[Stored entries]
◆ ◆ ◆ ◆ ◆ ◆ ◆
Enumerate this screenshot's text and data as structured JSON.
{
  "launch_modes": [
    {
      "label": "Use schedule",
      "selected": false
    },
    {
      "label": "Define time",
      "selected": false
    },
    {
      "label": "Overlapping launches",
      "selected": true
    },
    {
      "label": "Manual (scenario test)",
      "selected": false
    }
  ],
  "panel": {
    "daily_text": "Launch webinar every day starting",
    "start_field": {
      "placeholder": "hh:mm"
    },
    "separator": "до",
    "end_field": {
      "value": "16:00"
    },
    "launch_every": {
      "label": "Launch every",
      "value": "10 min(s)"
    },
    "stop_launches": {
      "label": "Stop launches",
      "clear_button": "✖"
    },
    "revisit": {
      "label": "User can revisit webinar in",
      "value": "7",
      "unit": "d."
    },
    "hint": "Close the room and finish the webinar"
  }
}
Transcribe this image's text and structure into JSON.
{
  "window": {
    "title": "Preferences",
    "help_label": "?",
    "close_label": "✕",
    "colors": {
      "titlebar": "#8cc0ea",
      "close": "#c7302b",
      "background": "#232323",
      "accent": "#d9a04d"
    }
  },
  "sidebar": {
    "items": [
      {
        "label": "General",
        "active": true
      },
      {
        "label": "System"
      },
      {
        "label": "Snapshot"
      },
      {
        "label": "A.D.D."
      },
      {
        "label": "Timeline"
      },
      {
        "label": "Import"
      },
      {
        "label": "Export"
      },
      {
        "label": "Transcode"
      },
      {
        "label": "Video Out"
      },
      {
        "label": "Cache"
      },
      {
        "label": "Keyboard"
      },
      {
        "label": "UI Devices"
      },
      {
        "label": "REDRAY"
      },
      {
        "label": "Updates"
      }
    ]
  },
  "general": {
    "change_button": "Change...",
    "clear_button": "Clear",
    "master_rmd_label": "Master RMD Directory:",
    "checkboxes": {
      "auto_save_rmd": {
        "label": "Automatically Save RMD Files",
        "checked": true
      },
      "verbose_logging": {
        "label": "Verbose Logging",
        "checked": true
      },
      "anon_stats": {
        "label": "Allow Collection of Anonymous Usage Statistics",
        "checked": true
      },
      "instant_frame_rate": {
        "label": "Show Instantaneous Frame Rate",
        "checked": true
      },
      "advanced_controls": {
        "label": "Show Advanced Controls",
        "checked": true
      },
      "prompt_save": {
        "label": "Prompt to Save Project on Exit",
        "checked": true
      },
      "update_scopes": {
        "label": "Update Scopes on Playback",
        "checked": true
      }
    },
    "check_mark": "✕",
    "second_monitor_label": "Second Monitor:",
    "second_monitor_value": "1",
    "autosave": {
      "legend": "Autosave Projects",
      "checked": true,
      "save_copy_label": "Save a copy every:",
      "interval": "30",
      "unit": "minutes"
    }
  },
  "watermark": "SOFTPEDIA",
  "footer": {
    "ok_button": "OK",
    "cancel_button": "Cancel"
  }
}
◆ ◆ ◆ ◆ ◆ ◆ ◆
INSTRUCTIONS TO FOLLOW
Extract the listing in its entirety, matching it exactly.

ANSWER TO THIS TASK
Enumerate this screenshot's text and data as structured JSON.
{
  "launch_modes": [
    {
      "label": "Use schedule",
      "selected": false
    },
    {
      "label": "Define time",
      "selected": false
    },
    {
      "label": "Overlapping launches",
      "selected": true
    },
    {
      "label": "Manual (scenario test)",
      "selected": false
    }
  ],
  "panel": {
    "daily_text": "Launch webinar every day starting",
    "start_field": {
      "placeholder": "hh:mm"
    },
    "separator": "до",
    "end_field": {
      "value": "16:00"
    },
    "launch_every": {
      "label": "Launch every",
      "value": "10 min(s)"
    },
    "stop_launches": {
      "label": "Stop launches",
      "clear_button": "✖"
    },
    "revisit": {
      "label": "User can revisit webinar in",
      "value": "7",
      "unit": "d."
    },
    "hint": "Close the room and finish the webinar"
  }
}
Transcribe this image's text and structure into JSON.
{
  "window": {
    "title": "Preferences",
    "help_label": "?",
    "close_label": "✕",
    "colors": {
      "titlebar": "#8cc0ea",
      "close": "#c7302b",
      "background": "#232323",
      "accent": "#d9a04d"
    }
  },
  "sidebar": {
    "items": [
      {
        "label": "General",
        "active": true
      },
      {
        "label": "System"
      },
      {
        "label": "Snapshot"
      },
      {
        "label": "A.D.D."
      },
      {
        "label": "Timeline"
      },
      {
        "label": "Import"
      },
      {
        "label": "Export"
      },
      {
        "label": "Transcode"
      },
      {
        "label": "Video Out"
      },
      {
        "label": "Cache"
      },
      {
        "label": "Keyboard"
      },
      {
        "label": "UI Devices"
      },
      {
        "label": "REDRAY"
      },
      {
        "label": "Updates"
      }
    ]
  },
  "general": {
    "change_button": "Change...",
    "clear_button": "Clear",
    "master_rmd_label": "Master RMD Directory:",
    "checkboxes": {
      "auto_save_rmd": {
        "label": "Automatically Save RMD Files",
        "checked": true
      },
      "verbose_logging": {
        "label": "Verbose Logging",
        "checked": true
      },
      "anon_stats": {
        "label": "Allow Collection of Anonymous Usage Statistics",
        "checked": true
      },
      "instant_frame_rate": {
        "label": "Show Instantaneous Frame Rate",
        "checked": true
      },
      "advanced_controls": {
        "label": "Show Advanced Controls",
        "checked": true
      },
      "prompt_save": {
        "label": "Prompt to Save Project on Exit",
        "checked": true
      },
      "update_scopes": {
        "label": "Update Scopes on Playback",
        "checked": true
      }
    },
    "check_mark": "✕",
    "second_monitor_label": "Second Monitor:",
    "second_monitor_value": "1",
    "autosave": {
      "legend": "Autosave Projects",
      "checked": true,
      "save_copy_label": "Save a copy every:",
      "interval": "30",
      "unit": "minutes"
    }
  },
  "watermark": "SOFTPEDIA",
  "footer": {
    "ok_button": "OK",
    "cancel_button": "Cancel"
  }
}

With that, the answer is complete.